• **PAGE EXTRACT**:
┌──

1 liberal coat of primer on the bottom
2 coats of white on the bottom
2 coats of navy blue on the sides
flipped over
1 coat of primer on the inside
2 coats of white on the gunnels
The console has 2 coats also. 
There was no sanding, if I made a mistake painting (runs and such), I wiped it off and redid it. 

There are no UV inhibitors in the primer, it is a bonding agent between the finish coat and the boat.
If you want the grey finish, then a Gloss grey topcoat (has UV protection) is the ticket.


----------



## Busbey

good deal. going to get going on this soon. all i need is a day of sanding on the boat. next morning, clean with alcohol and start rolling the paint. how much time should i wait between coats? i may need to get up early in the morning to do this depending. i only have Saturday and Sundays to work.


----------



## Jonboat Jerry

Busbey said:


> good deal. going to get going on this soon. all i need is a day of sanding on the boat. next morning, clean with alcohol and start rolling the paint. how much time should i wait between coats? i may need to get up early in the morning to do this depending. i only have Saturday and Sundays to work.

└──

• **ENTRIES SHOWN**:
┌──

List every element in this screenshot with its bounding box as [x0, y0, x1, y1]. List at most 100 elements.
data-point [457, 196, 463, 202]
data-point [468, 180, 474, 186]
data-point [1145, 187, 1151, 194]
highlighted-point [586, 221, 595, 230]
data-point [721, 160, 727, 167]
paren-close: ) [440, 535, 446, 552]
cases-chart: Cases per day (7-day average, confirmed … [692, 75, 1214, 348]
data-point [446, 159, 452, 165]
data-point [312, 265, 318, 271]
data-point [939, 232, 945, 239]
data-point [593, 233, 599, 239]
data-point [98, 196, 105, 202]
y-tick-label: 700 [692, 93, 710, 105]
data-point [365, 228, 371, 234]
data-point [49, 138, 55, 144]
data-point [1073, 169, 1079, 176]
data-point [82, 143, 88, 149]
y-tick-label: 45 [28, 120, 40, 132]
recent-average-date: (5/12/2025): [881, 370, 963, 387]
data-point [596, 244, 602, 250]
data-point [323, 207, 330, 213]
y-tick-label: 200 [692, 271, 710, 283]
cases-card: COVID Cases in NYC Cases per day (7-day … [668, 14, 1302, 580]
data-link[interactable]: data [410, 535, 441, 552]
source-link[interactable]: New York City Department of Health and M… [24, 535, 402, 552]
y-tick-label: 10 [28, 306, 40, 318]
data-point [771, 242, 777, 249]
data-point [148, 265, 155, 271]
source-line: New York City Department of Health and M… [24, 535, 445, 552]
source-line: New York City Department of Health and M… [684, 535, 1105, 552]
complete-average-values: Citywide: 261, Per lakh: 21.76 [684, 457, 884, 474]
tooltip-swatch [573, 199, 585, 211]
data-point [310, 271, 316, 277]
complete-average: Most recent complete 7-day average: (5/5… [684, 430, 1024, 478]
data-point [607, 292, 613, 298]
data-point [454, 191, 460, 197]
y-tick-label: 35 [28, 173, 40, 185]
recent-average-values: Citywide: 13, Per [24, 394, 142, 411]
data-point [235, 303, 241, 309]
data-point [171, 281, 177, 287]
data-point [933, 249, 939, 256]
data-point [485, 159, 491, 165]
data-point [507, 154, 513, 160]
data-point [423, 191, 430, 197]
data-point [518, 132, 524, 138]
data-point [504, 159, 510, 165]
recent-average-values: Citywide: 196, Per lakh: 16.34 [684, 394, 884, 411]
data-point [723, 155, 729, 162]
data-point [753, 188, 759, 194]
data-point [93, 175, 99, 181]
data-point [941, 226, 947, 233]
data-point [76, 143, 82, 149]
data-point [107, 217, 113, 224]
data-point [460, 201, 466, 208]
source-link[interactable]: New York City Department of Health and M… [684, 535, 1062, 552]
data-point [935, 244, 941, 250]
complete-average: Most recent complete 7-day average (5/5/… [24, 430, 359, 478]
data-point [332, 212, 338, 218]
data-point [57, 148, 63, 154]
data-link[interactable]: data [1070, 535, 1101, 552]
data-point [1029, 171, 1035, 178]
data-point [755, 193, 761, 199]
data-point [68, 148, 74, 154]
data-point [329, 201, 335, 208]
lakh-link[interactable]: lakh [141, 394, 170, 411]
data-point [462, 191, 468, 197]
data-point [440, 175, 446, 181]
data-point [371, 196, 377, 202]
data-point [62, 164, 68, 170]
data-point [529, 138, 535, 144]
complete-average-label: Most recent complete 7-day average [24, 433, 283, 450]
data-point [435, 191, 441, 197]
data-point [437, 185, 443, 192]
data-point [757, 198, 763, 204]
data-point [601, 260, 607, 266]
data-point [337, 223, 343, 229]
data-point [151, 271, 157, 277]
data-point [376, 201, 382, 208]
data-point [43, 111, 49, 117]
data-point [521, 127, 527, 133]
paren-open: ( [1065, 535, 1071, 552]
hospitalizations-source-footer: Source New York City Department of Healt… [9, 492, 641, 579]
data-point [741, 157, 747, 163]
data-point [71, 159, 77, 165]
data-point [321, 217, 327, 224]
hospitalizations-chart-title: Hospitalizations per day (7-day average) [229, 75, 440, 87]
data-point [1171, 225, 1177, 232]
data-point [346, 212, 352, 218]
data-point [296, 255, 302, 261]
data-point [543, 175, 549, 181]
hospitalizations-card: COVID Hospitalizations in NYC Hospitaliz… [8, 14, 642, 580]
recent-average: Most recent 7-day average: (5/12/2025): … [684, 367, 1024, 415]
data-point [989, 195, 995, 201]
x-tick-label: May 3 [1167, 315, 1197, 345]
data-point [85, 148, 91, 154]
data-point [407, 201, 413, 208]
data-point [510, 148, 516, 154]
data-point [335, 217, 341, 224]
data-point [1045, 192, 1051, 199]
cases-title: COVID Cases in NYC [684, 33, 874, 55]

└──

• **TASKS FOR THIS EXERCISE**:
a) List every part of the boat that the boat-painting thread says received paint or primer.
b) Carry on the boat-painting thread from the point where it stops.
The records are separate material, unrelated to the boat-painting thread.

• **EXPECTED OUTPUTS**:
a) The bottom, the sides, the inside, the gunnels, and the console.

b)
I forgot to mention that lacquer thinner is a good cleaner too and probably cheaper than alcohol.
Read all of the directions on the can and follow them religiously.


----------



## whistler

Busbey said:


> .................
> if bare aluminum, use self etching primer lightly >
> rustoleum aluminum primer 2 coats >
> wetsand?
> 2 coats of preferred color rustoleum topside paint >
> wetsand?
> 1 final coat of rustoleum topside paint>
> clear-coat of sort?
> 
> for the bottom of the boat, should i use something else over the primer? what if i want to keep it the primer grey color? would that rustoleum aluminum primer be good for UV protection and not chip and flake off?
> 
> a serious THANK YOU for your help.



Busbey, Don't want to get between you and Jonboat Jerry or your preferred was of doing something. I spoke with the Rustoleum Customer Service the other day about this topic. They said no sanding was needed between coats of paint if previous coat was not over a week old. If previous coat was over a week since applied they would rough it up a little. Just trying to save you some work or you might give them a call to double check. I guess I don't like to use sand paper very much if I don't need too! :wink:


----------



## Jonboat Jerry

No worry Whistler, I don't like sanding either.


----------



## Jonboat Jerry

Todays effort
Checking for fit




marking the trim line for a bracket




drilling a bracket


----------



## JonBoatfever

looks good, any updates?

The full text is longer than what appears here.